PROBLEM STATEMENT ▸ Report only the number of lines in this material that include "JSON".

[Dataset records on visual material]

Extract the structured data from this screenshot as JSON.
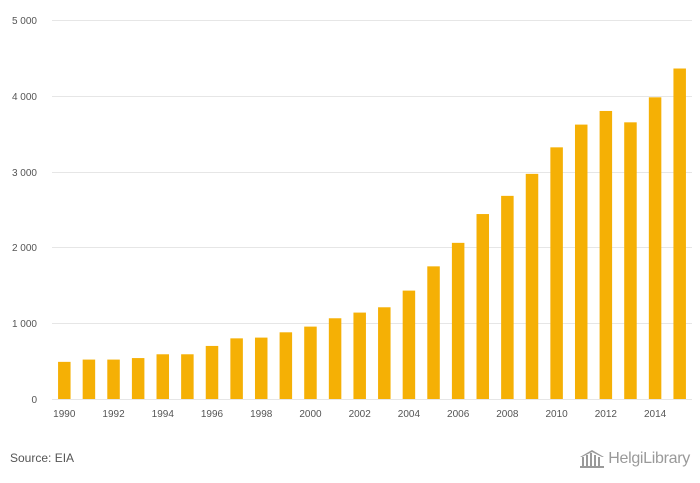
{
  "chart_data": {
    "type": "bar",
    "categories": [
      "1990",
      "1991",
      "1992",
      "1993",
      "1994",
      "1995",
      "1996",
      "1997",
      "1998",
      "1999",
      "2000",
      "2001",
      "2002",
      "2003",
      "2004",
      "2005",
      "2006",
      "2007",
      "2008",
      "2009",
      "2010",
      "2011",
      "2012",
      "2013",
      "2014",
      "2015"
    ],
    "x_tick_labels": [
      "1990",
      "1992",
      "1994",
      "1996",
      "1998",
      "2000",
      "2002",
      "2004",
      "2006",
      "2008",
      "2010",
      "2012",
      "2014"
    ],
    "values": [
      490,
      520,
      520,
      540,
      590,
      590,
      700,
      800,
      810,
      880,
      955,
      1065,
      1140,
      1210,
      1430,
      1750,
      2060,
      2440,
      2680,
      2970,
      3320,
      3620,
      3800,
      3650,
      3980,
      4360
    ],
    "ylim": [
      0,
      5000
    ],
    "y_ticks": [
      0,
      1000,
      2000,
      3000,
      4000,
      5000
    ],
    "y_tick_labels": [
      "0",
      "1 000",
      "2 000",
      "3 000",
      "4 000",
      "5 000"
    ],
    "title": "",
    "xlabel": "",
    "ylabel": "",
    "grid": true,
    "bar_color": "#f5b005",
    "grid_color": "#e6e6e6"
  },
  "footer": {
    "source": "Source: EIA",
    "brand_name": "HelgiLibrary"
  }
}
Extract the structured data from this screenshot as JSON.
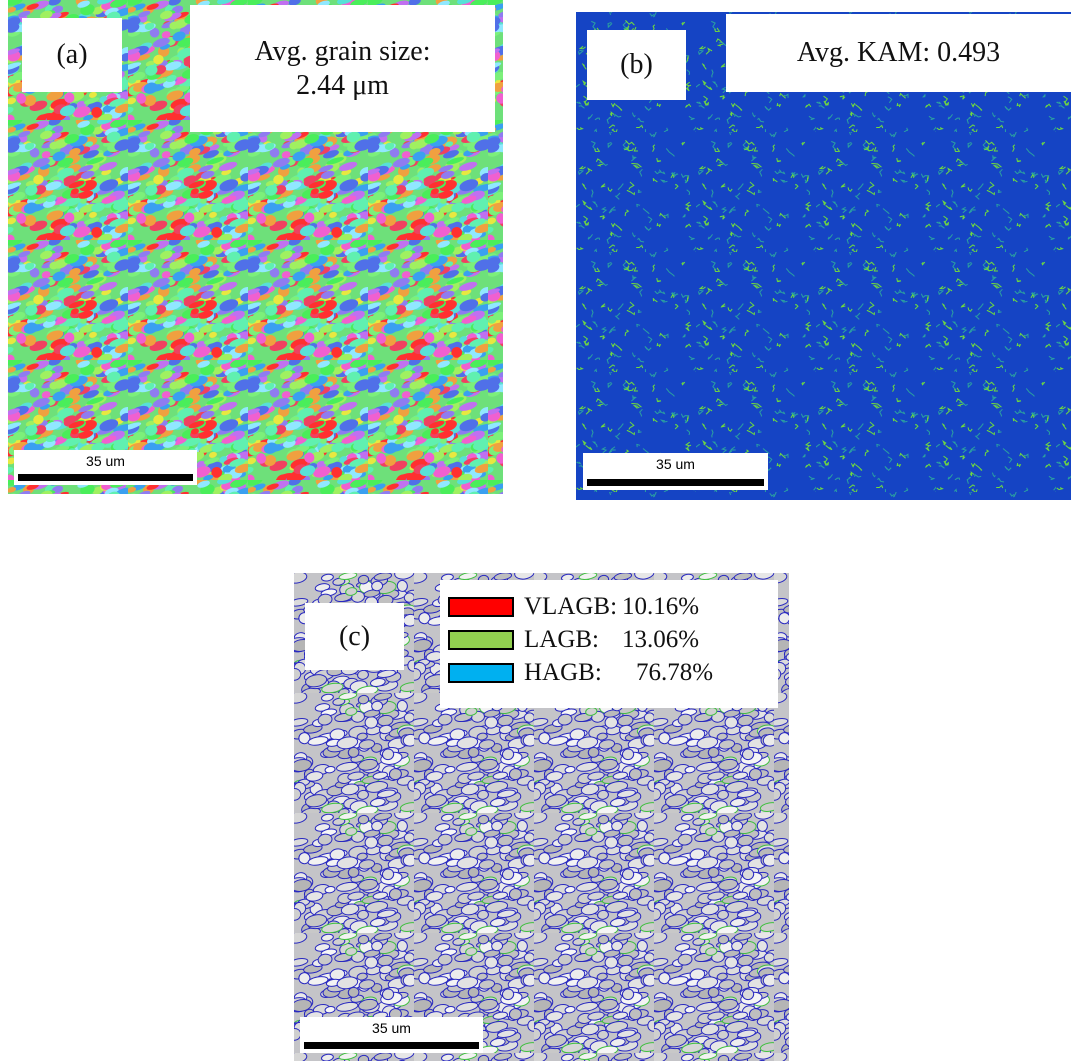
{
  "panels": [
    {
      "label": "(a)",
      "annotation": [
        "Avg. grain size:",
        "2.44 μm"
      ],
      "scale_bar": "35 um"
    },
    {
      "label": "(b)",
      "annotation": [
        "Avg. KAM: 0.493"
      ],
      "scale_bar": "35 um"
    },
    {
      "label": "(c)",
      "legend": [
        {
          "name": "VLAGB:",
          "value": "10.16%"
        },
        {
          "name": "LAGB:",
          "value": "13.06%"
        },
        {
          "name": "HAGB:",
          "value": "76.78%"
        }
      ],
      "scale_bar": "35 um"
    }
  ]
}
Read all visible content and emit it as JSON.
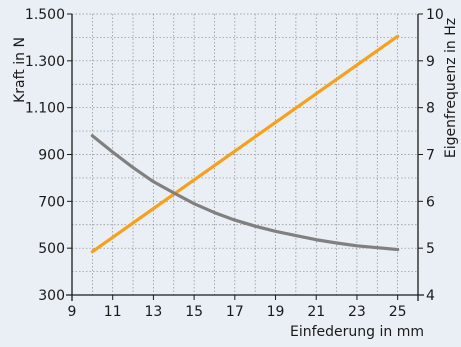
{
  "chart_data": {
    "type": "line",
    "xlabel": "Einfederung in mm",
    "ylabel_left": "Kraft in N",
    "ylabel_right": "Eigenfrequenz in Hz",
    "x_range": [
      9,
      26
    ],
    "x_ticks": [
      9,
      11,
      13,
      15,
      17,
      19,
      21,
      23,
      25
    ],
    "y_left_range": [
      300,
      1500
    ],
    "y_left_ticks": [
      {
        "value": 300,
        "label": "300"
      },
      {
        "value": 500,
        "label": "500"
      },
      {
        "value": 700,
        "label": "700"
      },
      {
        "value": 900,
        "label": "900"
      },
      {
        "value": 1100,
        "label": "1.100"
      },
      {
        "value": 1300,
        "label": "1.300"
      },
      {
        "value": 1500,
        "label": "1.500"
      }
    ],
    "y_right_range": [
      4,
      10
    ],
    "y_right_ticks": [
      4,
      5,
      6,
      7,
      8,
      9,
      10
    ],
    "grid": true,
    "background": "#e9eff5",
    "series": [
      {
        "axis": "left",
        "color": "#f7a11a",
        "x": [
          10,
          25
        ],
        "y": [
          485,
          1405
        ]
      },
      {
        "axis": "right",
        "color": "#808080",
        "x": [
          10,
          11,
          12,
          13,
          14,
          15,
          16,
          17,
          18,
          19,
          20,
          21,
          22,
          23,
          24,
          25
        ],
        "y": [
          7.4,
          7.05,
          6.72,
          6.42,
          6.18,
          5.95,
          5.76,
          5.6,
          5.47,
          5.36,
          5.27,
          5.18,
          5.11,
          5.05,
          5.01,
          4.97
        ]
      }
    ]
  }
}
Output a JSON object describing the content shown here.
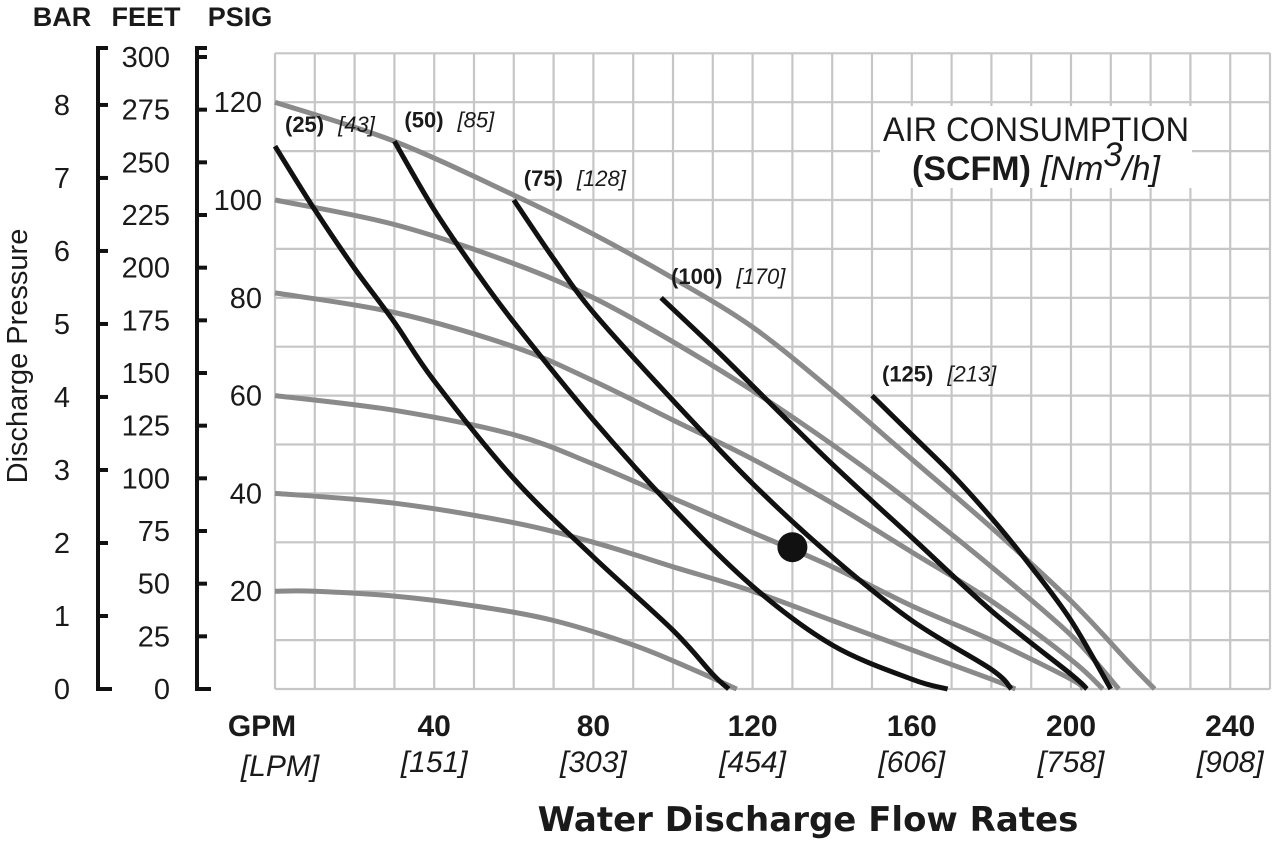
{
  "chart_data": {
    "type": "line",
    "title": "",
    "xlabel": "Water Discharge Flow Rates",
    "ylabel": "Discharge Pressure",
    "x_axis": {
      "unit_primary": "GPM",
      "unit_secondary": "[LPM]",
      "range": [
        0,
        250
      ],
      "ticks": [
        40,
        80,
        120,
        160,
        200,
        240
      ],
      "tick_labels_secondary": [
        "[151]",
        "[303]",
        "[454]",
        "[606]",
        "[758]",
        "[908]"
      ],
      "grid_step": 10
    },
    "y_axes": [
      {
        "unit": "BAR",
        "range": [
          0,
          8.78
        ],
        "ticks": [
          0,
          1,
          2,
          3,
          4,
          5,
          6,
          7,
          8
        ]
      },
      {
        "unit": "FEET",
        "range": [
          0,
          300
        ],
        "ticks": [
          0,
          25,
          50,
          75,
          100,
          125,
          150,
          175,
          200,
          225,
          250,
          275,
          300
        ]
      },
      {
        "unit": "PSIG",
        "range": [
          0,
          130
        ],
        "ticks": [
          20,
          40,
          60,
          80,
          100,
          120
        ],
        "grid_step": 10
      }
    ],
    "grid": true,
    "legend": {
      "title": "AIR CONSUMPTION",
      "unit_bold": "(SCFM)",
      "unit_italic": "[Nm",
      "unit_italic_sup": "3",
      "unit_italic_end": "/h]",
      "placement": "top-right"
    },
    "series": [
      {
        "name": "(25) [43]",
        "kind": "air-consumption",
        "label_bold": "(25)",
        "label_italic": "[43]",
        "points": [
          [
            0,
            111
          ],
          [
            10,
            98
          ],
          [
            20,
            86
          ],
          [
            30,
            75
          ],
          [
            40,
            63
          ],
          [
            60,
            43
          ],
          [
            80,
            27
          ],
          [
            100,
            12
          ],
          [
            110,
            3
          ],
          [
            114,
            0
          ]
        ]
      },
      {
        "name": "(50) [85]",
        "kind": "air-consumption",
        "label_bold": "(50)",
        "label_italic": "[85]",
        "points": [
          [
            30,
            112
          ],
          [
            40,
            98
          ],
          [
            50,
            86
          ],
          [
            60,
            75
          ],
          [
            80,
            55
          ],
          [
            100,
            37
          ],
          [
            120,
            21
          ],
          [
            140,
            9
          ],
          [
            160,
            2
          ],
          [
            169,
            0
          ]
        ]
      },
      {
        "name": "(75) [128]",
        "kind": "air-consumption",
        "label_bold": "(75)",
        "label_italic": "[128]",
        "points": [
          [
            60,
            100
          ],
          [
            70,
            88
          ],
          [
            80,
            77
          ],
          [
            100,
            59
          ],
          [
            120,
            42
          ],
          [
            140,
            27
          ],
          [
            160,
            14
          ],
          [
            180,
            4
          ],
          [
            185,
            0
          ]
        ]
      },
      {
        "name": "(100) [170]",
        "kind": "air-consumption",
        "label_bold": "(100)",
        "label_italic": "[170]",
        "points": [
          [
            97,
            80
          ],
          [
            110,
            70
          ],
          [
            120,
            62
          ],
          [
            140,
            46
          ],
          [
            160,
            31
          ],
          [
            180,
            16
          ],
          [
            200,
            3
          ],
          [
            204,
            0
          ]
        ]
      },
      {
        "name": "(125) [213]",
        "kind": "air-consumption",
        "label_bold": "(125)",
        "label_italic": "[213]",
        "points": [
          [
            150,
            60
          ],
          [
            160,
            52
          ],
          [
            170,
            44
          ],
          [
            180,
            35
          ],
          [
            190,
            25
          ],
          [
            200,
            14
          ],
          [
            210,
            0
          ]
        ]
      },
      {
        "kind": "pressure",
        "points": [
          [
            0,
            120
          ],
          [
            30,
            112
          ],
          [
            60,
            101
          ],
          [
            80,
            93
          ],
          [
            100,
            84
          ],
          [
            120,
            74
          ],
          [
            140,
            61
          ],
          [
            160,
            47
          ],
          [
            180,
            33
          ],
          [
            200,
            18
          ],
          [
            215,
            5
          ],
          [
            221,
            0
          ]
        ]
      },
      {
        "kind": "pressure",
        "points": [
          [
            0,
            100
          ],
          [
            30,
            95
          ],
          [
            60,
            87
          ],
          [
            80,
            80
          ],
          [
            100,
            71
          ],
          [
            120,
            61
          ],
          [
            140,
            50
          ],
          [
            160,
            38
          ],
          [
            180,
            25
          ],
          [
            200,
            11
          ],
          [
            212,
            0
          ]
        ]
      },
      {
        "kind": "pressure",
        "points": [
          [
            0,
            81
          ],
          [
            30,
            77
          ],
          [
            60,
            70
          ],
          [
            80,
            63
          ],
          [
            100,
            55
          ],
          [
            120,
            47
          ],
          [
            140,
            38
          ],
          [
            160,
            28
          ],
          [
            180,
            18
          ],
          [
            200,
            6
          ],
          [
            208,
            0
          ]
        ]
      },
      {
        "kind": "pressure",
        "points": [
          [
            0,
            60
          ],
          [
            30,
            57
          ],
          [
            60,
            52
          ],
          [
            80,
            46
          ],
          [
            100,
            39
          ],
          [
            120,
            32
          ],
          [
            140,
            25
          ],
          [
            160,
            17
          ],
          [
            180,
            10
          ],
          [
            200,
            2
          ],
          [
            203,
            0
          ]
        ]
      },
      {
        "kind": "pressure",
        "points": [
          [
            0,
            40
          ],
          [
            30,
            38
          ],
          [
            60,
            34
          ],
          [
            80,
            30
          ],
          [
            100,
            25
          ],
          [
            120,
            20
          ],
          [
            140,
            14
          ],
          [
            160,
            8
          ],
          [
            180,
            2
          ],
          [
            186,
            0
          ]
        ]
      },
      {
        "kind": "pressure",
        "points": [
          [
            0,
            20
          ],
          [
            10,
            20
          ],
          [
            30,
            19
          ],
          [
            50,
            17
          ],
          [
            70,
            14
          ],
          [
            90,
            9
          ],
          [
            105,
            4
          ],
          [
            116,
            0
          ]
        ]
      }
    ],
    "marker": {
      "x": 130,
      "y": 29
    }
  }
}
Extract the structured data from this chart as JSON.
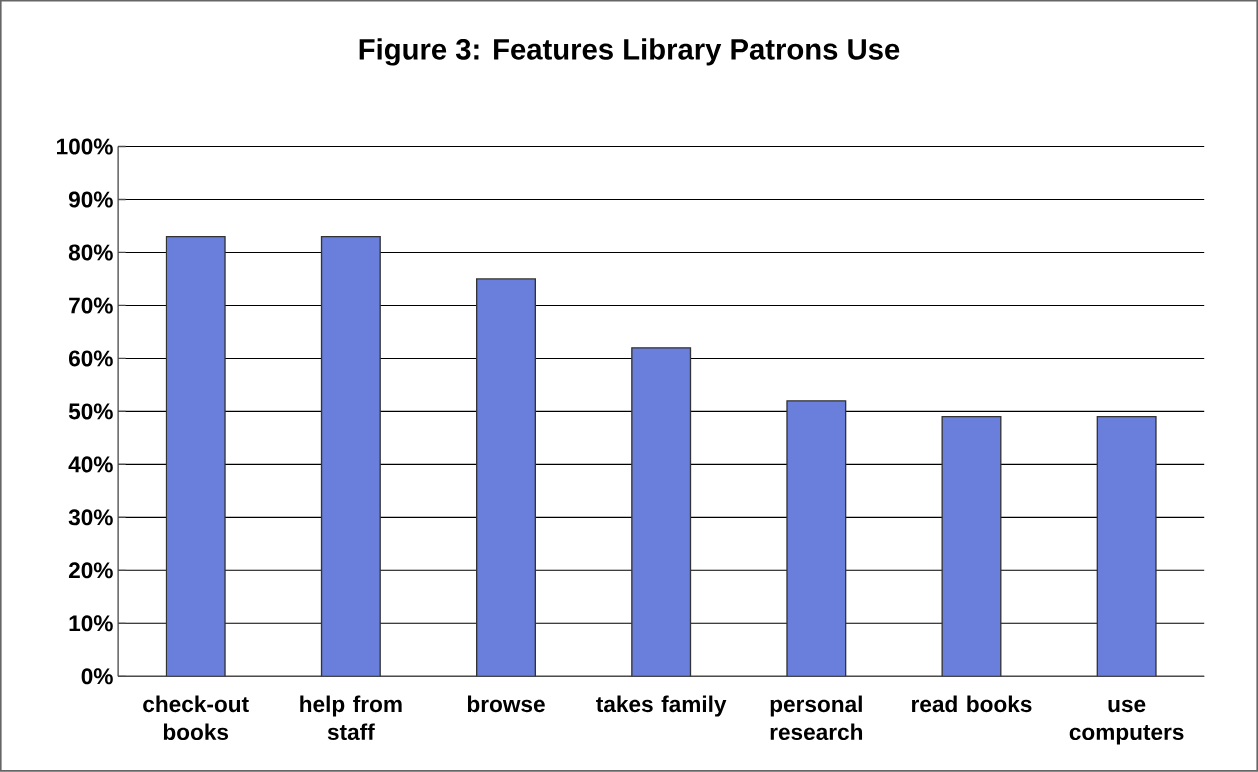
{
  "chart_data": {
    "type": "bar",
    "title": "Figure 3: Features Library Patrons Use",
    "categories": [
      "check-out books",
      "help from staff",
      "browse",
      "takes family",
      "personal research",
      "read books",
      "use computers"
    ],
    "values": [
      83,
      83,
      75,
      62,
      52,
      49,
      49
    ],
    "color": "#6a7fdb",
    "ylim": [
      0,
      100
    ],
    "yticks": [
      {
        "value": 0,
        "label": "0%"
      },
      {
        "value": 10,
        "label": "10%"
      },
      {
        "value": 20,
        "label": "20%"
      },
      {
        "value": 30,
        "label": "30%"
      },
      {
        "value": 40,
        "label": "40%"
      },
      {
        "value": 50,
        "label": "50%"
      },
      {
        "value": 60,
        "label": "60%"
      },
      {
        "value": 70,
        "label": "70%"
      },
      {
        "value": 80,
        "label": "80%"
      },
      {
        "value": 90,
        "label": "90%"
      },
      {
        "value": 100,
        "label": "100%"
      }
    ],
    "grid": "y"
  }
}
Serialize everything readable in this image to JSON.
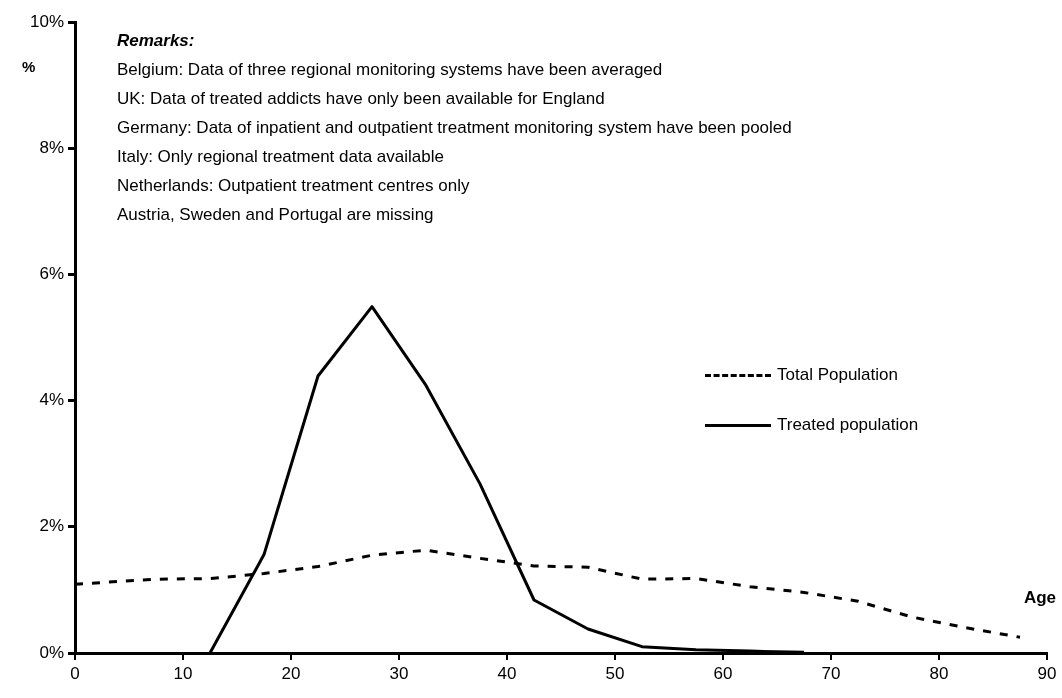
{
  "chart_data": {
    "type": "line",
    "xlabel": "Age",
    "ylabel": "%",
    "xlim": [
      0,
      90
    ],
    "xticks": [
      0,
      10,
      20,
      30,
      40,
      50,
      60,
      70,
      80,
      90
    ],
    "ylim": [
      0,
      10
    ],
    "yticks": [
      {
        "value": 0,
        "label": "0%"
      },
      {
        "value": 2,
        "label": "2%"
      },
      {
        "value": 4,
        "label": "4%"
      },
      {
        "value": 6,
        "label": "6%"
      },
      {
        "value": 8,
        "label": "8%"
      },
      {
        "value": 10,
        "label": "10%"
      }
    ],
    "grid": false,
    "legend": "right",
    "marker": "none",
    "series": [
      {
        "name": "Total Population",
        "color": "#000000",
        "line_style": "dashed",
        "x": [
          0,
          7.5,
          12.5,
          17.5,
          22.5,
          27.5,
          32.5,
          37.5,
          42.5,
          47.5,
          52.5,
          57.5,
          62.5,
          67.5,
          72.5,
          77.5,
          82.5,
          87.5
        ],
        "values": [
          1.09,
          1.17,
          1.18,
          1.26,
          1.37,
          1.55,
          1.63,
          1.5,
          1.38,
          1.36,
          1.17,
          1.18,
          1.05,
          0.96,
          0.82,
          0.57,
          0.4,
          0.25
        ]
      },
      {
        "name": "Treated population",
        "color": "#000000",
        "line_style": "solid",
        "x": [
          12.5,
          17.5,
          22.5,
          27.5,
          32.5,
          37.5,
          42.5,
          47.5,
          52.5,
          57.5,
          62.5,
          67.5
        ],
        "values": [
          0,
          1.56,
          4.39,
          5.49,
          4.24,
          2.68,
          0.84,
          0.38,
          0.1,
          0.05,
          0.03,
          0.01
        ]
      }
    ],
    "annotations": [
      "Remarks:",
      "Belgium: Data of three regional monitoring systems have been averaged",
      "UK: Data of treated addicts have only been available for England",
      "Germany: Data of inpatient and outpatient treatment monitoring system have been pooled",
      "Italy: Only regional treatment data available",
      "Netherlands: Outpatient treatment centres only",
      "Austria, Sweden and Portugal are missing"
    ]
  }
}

TASK SOLUTION ▸ 6